▶ [REQUIREMENT]
Put the listing below into a JSON list of strings, one per line and with blank lines left out, from the line with "Annotate this image: element" up to and including the line with "forward-cds-arrow[interactable] xyxy=(594,312,600,324)".

▶ [INPUT]
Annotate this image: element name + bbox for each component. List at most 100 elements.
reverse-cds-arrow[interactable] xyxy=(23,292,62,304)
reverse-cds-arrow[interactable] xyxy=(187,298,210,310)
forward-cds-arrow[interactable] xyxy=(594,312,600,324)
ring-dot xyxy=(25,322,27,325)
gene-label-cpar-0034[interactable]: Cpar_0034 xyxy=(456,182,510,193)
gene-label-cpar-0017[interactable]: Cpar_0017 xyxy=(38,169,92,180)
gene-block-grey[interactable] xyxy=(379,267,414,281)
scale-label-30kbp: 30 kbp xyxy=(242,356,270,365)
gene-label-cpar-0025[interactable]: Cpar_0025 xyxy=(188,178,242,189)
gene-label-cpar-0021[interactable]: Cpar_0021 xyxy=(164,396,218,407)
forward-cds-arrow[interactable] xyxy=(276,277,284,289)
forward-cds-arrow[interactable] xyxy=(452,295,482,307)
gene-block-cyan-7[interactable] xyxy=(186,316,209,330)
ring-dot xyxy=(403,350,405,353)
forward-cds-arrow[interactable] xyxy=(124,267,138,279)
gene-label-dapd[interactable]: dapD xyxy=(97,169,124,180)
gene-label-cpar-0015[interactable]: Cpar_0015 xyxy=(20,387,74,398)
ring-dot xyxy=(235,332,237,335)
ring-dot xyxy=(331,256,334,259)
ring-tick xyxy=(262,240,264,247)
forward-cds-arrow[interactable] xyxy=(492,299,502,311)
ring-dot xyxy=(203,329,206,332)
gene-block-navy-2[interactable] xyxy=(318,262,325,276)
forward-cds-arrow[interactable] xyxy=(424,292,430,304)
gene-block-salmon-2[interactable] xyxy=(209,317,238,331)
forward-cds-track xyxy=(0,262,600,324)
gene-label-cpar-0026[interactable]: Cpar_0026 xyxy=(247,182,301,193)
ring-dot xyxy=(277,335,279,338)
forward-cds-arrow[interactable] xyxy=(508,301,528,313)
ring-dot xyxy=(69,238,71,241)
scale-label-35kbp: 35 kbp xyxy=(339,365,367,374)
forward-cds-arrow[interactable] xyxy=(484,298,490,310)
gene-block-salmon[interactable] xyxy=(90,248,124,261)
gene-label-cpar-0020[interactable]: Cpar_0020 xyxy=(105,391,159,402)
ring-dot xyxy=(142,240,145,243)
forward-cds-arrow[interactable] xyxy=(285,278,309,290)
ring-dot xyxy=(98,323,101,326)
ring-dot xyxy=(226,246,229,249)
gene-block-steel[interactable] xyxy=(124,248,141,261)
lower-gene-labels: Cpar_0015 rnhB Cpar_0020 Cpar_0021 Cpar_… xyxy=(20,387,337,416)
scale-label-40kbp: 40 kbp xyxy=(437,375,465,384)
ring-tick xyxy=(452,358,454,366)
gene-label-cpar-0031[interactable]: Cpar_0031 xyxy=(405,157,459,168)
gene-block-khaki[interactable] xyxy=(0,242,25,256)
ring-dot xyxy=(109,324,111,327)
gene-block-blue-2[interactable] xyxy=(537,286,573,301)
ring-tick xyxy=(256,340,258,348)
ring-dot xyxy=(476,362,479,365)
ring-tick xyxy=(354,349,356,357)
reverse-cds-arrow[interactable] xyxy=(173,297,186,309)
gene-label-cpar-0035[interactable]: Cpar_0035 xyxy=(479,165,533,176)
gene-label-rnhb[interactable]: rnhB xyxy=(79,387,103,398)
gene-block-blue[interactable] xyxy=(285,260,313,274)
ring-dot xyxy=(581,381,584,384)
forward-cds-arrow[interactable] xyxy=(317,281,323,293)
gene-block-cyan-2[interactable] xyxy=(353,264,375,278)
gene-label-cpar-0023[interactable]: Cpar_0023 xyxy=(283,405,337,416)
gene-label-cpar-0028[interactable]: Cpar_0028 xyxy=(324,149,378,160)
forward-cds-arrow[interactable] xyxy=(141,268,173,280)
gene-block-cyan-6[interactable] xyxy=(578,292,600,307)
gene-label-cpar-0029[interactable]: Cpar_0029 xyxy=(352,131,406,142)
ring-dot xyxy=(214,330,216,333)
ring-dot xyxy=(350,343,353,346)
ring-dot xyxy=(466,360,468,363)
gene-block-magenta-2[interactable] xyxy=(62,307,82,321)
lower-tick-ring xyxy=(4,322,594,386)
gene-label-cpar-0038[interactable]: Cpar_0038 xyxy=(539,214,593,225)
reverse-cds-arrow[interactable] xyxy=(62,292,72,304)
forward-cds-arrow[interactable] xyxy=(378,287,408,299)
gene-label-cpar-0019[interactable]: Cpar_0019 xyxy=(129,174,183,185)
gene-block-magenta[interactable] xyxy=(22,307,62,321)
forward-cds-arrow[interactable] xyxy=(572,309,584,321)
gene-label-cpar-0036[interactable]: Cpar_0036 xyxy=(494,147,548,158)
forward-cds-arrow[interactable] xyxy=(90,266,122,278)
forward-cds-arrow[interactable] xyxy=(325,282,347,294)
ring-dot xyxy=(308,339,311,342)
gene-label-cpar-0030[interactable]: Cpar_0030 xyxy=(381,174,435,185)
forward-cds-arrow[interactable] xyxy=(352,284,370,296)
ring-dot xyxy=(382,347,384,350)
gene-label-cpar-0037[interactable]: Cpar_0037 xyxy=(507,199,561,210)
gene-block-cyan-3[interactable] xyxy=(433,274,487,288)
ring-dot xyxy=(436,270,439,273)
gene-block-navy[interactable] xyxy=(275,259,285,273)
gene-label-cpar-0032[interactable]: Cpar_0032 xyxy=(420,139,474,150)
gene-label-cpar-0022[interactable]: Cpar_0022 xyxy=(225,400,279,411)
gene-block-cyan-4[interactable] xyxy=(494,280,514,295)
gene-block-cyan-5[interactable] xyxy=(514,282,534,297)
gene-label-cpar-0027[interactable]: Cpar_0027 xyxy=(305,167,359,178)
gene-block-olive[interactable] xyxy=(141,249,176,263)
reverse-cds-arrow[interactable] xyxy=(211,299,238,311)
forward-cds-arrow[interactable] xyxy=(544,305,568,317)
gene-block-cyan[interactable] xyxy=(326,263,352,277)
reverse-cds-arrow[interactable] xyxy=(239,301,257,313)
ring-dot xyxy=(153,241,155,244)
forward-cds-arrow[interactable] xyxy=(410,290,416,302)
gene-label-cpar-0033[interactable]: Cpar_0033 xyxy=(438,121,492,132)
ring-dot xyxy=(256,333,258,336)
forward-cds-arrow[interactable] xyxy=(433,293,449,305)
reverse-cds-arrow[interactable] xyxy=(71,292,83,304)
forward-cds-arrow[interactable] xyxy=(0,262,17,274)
* * *
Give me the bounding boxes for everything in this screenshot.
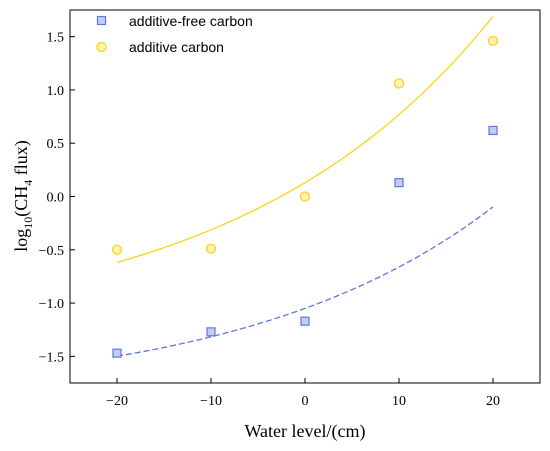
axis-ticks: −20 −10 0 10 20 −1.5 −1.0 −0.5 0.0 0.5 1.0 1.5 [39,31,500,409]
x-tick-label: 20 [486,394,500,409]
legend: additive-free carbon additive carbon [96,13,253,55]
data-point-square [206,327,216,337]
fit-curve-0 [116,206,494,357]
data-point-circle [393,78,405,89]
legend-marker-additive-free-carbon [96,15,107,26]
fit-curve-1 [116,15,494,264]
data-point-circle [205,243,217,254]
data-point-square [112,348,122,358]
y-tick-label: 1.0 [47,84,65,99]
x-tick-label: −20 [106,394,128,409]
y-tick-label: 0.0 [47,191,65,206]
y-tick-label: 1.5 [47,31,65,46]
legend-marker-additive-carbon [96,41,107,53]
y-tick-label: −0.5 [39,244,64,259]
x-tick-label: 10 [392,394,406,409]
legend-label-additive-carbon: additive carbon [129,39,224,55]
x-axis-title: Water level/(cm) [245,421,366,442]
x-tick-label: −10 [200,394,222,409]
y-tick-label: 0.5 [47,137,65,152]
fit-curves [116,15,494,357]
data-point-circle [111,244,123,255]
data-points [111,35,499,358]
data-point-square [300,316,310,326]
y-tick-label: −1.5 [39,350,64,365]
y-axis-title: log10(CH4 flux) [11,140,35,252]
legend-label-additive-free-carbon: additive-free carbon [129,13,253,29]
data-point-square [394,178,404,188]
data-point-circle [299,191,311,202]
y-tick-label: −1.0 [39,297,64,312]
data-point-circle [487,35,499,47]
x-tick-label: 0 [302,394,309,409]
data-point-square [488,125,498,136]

▶ [TASK ANSWER]
[
  "Annotate this image: element name + bbox for each component. List at most 100 elements.",
  "reverse-cds-arrow[interactable] xyxy=(23,292,62,304)",
  "reverse-cds-arrow[interactable] xyxy=(187,298,210,310)",
  "forward-cds-arrow[interactable] xyxy=(594,312,600,324)"
]